Find the lines of data that contain the string "name", then list them.

________

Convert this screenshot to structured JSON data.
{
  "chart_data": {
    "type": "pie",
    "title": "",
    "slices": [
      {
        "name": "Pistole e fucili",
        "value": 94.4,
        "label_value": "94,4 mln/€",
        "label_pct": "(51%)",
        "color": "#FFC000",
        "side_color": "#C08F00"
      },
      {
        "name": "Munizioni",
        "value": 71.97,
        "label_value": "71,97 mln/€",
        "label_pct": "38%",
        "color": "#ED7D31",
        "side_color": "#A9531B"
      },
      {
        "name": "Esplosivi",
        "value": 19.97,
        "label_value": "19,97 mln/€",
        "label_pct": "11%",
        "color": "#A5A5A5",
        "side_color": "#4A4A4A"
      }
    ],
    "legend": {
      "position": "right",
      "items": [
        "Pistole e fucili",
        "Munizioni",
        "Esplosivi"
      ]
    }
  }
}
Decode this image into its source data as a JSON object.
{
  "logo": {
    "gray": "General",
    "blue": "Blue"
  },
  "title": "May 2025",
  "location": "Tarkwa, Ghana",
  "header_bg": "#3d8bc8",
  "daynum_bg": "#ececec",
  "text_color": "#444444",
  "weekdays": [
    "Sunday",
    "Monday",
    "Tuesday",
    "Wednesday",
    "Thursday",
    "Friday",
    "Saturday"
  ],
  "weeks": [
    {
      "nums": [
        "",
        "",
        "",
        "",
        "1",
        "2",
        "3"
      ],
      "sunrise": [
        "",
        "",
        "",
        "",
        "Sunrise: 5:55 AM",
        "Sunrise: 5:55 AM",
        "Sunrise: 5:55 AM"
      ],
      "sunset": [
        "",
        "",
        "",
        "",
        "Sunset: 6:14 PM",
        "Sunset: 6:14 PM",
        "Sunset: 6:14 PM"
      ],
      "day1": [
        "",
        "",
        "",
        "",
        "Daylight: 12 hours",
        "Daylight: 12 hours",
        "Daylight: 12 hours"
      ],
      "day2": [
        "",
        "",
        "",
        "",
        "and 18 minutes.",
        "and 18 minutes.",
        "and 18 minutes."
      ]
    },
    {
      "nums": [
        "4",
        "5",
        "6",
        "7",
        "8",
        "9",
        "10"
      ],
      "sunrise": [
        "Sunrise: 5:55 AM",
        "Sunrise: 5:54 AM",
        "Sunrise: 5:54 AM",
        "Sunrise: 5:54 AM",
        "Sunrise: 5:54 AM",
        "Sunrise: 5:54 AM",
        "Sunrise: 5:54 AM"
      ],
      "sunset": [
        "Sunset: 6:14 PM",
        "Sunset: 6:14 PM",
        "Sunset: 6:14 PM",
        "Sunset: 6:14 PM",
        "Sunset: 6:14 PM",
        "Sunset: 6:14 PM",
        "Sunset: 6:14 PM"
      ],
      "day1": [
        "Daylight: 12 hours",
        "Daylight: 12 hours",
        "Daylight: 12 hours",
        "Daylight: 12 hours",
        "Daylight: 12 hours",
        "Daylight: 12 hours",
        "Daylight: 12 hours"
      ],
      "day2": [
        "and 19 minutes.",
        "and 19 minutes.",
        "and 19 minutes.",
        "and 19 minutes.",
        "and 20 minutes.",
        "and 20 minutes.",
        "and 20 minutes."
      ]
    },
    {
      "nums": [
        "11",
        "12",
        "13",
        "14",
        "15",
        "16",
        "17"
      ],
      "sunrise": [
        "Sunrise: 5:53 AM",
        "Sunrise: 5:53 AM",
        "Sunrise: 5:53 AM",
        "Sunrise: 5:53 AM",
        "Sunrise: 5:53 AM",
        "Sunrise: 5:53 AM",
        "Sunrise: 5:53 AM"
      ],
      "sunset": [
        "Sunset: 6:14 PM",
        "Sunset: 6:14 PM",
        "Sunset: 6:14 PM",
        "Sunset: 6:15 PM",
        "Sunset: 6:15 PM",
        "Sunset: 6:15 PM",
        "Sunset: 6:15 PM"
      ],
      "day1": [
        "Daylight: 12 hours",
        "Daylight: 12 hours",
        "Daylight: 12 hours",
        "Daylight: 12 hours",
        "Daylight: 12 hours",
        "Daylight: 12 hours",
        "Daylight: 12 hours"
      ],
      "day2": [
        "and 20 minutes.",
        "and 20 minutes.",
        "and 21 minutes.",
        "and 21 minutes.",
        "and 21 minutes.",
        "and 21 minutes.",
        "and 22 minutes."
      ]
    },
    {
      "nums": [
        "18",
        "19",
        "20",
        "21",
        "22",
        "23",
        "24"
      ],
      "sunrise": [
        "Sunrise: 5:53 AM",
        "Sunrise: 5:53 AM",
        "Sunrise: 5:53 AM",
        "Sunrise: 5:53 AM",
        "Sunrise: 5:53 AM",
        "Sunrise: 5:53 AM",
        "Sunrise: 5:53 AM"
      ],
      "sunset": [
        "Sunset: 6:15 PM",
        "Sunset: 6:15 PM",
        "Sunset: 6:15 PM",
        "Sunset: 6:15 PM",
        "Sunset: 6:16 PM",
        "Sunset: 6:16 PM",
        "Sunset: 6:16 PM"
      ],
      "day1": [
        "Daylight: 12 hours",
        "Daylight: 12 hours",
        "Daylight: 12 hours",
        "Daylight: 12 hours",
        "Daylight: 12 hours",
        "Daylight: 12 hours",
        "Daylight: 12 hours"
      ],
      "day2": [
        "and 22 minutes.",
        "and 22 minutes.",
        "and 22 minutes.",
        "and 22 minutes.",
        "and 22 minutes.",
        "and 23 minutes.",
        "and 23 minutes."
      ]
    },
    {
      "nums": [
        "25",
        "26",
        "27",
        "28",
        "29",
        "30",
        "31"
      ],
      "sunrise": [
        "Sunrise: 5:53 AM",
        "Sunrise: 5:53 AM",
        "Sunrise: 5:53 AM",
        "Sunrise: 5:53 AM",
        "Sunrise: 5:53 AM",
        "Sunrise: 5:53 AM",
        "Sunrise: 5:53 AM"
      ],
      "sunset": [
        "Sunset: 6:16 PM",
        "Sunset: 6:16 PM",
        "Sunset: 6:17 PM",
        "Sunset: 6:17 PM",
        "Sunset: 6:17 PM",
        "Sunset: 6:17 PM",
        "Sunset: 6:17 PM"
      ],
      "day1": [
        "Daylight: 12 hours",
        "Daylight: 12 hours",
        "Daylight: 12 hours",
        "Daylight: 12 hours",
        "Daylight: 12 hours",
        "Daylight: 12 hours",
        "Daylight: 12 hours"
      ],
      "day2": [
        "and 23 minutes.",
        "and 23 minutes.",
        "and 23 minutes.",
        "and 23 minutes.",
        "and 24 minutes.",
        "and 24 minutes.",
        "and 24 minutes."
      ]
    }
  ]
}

________

# [ANSWER IN FULL]
        "name": "Pistole e fucili",
        "name": "Munizioni",
        "name": "Esplosivi",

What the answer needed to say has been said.